>> START Excerpted data
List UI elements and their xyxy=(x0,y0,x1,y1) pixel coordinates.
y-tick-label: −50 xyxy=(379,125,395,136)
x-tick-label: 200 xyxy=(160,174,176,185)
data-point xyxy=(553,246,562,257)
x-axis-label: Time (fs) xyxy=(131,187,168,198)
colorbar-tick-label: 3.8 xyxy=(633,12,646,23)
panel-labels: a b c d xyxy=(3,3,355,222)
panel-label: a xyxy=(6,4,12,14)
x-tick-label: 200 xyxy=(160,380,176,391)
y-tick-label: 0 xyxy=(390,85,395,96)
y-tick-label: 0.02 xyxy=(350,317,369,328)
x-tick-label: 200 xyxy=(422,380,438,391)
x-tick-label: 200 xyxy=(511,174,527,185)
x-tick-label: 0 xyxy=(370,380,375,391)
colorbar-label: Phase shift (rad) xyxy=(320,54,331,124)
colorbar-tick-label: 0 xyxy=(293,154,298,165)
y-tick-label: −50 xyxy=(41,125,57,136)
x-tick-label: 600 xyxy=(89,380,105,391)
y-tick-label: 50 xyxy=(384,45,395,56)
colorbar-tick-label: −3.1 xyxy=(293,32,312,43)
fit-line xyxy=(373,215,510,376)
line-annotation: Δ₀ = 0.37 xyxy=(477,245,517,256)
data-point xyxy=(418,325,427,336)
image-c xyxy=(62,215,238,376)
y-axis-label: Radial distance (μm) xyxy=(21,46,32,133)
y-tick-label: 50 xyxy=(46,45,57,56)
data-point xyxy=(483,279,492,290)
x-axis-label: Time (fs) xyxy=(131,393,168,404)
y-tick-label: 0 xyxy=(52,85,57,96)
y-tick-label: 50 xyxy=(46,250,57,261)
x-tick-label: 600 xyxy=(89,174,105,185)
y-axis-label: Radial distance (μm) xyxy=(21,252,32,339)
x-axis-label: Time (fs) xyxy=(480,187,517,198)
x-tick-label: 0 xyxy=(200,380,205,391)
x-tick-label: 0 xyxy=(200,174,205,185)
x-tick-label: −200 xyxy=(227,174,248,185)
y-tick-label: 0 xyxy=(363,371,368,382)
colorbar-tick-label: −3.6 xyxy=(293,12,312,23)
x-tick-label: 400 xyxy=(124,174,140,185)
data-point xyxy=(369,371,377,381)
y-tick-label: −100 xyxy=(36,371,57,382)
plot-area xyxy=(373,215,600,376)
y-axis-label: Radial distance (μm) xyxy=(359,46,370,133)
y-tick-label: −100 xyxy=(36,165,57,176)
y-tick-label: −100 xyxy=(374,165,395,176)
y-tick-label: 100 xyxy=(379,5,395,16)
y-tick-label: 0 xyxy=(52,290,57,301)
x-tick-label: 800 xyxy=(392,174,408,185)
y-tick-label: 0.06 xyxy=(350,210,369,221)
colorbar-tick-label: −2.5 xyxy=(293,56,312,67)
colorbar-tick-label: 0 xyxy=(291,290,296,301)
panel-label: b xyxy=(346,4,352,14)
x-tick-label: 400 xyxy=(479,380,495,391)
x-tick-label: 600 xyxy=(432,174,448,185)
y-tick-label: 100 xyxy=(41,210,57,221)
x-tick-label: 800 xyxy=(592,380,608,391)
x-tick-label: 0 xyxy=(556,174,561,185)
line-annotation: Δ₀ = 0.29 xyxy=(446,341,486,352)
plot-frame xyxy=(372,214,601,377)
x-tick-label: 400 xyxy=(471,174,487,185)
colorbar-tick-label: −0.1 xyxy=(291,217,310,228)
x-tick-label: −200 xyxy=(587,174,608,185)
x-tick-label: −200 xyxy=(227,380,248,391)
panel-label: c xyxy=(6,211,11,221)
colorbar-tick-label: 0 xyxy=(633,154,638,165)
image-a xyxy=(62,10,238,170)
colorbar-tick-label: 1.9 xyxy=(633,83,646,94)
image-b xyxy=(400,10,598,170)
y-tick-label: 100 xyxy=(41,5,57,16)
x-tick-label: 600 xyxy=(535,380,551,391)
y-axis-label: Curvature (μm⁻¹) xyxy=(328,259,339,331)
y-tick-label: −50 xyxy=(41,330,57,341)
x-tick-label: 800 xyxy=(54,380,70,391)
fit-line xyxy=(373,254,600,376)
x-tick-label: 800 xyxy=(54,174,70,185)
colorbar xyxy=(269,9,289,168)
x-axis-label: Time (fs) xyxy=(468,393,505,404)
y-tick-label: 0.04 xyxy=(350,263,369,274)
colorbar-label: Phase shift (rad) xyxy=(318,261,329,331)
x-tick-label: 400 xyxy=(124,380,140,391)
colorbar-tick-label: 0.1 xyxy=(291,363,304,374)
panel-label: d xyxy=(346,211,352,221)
>> END Excerpted data
- What you are asked to do -
Set down the material exactly as it stands, from the start of the material up to and including the line with "y-tick-label: −50 xyxy=(41,125,57,136)".

- Correct response -
List UI elements and their xyxy=(x0,y0,x1,y1) pixel coordinates.
y-tick-label: −50 xyxy=(379,125,395,136)
x-tick-label: 200 xyxy=(160,174,176,185)
data-point xyxy=(553,246,562,257)
x-axis-label: Time (fs) xyxy=(131,187,168,198)
colorbar-tick-label: 3.8 xyxy=(633,12,646,23)
panel-labels: a b c d xyxy=(3,3,355,222)
panel-label: a xyxy=(6,4,12,14)
x-tick-label: 200 xyxy=(160,380,176,391)
y-tick-label: 0 xyxy=(390,85,395,96)
y-tick-label: 0.02 xyxy=(350,317,369,328)
x-tick-label: 200 xyxy=(422,380,438,391)
x-tick-label: 200 xyxy=(511,174,527,185)
x-tick-label: 0 xyxy=(370,380,375,391)
colorbar-label: Phase shift (rad) xyxy=(320,54,331,124)
colorbar-tick-label: 0 xyxy=(293,154,298,165)
y-tick-label: −50 xyxy=(41,125,57,136)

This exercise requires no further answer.